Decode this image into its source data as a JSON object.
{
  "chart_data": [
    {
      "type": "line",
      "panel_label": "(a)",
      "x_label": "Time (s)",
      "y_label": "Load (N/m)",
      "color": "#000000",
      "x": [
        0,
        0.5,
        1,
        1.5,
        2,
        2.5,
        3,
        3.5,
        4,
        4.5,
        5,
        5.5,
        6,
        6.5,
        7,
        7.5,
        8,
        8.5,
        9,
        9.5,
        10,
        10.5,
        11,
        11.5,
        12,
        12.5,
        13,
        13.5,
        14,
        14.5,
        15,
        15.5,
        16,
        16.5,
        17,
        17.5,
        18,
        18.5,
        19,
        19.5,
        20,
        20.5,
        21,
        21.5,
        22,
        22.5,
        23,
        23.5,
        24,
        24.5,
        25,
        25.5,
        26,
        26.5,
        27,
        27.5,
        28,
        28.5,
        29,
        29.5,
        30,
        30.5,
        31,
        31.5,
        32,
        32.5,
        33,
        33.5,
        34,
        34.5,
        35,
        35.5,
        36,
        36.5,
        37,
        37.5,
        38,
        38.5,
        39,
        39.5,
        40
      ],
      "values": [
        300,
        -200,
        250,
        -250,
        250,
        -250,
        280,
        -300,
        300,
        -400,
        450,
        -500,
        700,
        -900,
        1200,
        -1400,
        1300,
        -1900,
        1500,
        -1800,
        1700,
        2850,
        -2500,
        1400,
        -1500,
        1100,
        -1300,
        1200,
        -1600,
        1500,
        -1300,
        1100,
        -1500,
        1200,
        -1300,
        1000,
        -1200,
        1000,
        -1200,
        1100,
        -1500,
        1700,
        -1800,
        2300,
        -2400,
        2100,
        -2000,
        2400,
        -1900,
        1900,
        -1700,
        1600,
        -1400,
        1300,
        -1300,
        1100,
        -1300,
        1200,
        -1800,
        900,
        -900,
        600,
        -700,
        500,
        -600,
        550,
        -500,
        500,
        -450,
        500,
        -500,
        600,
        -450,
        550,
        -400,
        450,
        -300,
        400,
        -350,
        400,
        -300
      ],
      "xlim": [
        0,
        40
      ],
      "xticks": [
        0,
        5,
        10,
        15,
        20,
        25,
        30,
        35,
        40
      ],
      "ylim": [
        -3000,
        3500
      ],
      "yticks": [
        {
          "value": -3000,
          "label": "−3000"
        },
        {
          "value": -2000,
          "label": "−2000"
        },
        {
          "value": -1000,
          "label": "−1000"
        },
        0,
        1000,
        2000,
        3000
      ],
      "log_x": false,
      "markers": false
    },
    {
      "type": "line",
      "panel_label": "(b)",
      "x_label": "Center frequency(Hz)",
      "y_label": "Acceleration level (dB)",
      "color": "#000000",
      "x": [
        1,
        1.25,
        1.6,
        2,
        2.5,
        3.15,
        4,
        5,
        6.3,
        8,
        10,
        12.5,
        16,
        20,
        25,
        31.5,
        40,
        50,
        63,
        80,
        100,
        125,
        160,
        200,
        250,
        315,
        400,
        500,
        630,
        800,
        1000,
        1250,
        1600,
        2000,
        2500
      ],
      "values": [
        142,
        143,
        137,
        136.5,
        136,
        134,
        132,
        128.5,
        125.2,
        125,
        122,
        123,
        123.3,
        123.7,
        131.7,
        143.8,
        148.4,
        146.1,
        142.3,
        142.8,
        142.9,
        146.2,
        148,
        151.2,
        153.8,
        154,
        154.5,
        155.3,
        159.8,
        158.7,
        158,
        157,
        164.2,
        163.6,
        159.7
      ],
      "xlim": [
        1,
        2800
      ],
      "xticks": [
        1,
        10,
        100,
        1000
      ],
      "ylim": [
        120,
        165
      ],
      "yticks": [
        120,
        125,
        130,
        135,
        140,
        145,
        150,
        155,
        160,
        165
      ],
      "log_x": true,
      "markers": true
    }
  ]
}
■ ■ ■ ■
PROBLEM TO WORK ON —
Repeat every entry word for word.

FINISHED ANSWER —
Decode this image into its source data as a JSON object.
{
  "chart_data": [
    {
      "type": "line",
      "panel_label": "(a)",
      "x_label": "Time (s)",
      "y_label": "Load (N/m)",
      "color": "#000000",
      "x": [
        0,
        0.5,
        1,
        1.5,
        2,
        2.5,
        3,
        3.5,
        4,
        4.5,
        5,
        5.5,
        6,
        6.5,
        7,
        7.5,
        8,
        8.5,
        9,
        9.5,
        10,
        10.5,
        11,
        11.5,
        12,
        12.5,
        13,
        13.5,
        14,
        14.5,
        15,
        15.5,
        16,
        16.5,
        17,
        17.5,
        18,
        18.5,
        19,
        19.5,
        20,
        20.5,
        21,
        21.5,
        22,
        22.5,
        23,
        23.5,
        24,
        24.5,
        25,
        25.5,
        26,
        26.5,
        27,
        27.5,
        28,
        28.5,
        29,
        29.5,
        30,
        30.5,
        31,
        31.5,
        32,
        32.5,
        33,
        33.5,
        34,
        34.5,
        35,
        35.5,
        36,
        36.5,
        37,
        37.5,
        38,
        38.5,
        39,
        39.5,
        40
      ],
      "values": [
        300,
        -200,
        250,
        -250,
        250,
        -250,
        280,
        -300,
        300,
        -400,
        450,
        -500,
        700,
        -900,
        1200,
        -1400,
        1300,
        -1900,
        1500,
        -1800,
        1700,
        2850,
        -2500,
        1400,
        -1500,
        1100,
        -1300,
        1200,
        -1600,
        1500,
        -1300,
        1100,
        -1500,
        1200,
        -1300,
        1000,
        -1200,
        1000,
        -1200,
        1100,
        -1500,
        1700,
        -1800,
        2300,
        -2400,
        2100,
        -2000,
        2400,
        -1900,
        1900,
        -1700,
        1600,
        -1400,
        1300,
        -1300,
        1100,
        -1300,
        1200,
        -1800,
        900,
        -900,
        600,
        -700,
        500,
        -600,
        550,
        -500,
        500,
        -450,
        500,
        -500,
        600,
        -450,
        550,
        -400,
        450,
        -300,
        400,
        -350,
        400,
        -300
      ],
      "xlim": [
        0,
        40
      ],
      "xticks": [
        0,
        5,
        10,
        15,
        20,
        25,
        30,
        35,
        40
      ],
      "ylim": [
        -3000,
        3500
      ],
      "yticks": [
        {
          "value": -3000,
          "label": "−3000"
        },
        {
          "value": -2000,
          "label": "−2000"
        },
        {
          "value": -1000,
          "label": "−1000"
        },
        0,
        1000,
        2000,
        3000
      ],
      "log_x": false,
      "markers": false
    },
    {
      "type": "line",
      "panel_label": "(b)",
      "x_label": "Center frequency(Hz)",
      "y_label": "Acceleration level (dB)",
      "color": "#000000",
      "x": [
        1,
        1.25,
        1.6,
        2,
        2.5,
        3.15,
        4,
        5,
        6.3,
        8,
        10,
        12.5,
        16,
        20,
        25,
        31.5,
        40,
        50,
        63,
        80,
        100,
        125,
        160,
        200,
        250,
        315,
        400,
        500,
        630,
        800,
        1000,
        1250,
        1600,
        2000,
        2500
      ],
      "values": [
        142,
        143,
        137,
        136.5,
        136,
        134,
        132,
        128.5,
        125.2,
        125,
        122,
        123,
        123.3,
        123.7,
        131.7,
        143.8,
        148.4,
        146.1,
        142.3,
        142.8,
        142.9,
        146.2,
        148,
        151.2,
        153.8,
        154,
        154.5,
        155.3,
        159.8,
        158.7,
        158,
        157,
        164.2,
        163.6,
        159.7
      ],
      "xlim": [
        1,
        2800
      ],
      "xticks": [
        1,
        10,
        100,
        1000
      ],
      "ylim": [
        120,
        165
      ],
      "yticks": [
        120,
        125,
        130,
        135,
        140,
        145,
        150,
        155,
        160,
        165
      ],
      "log_x": true,
      "markers": true
    }
  ]
}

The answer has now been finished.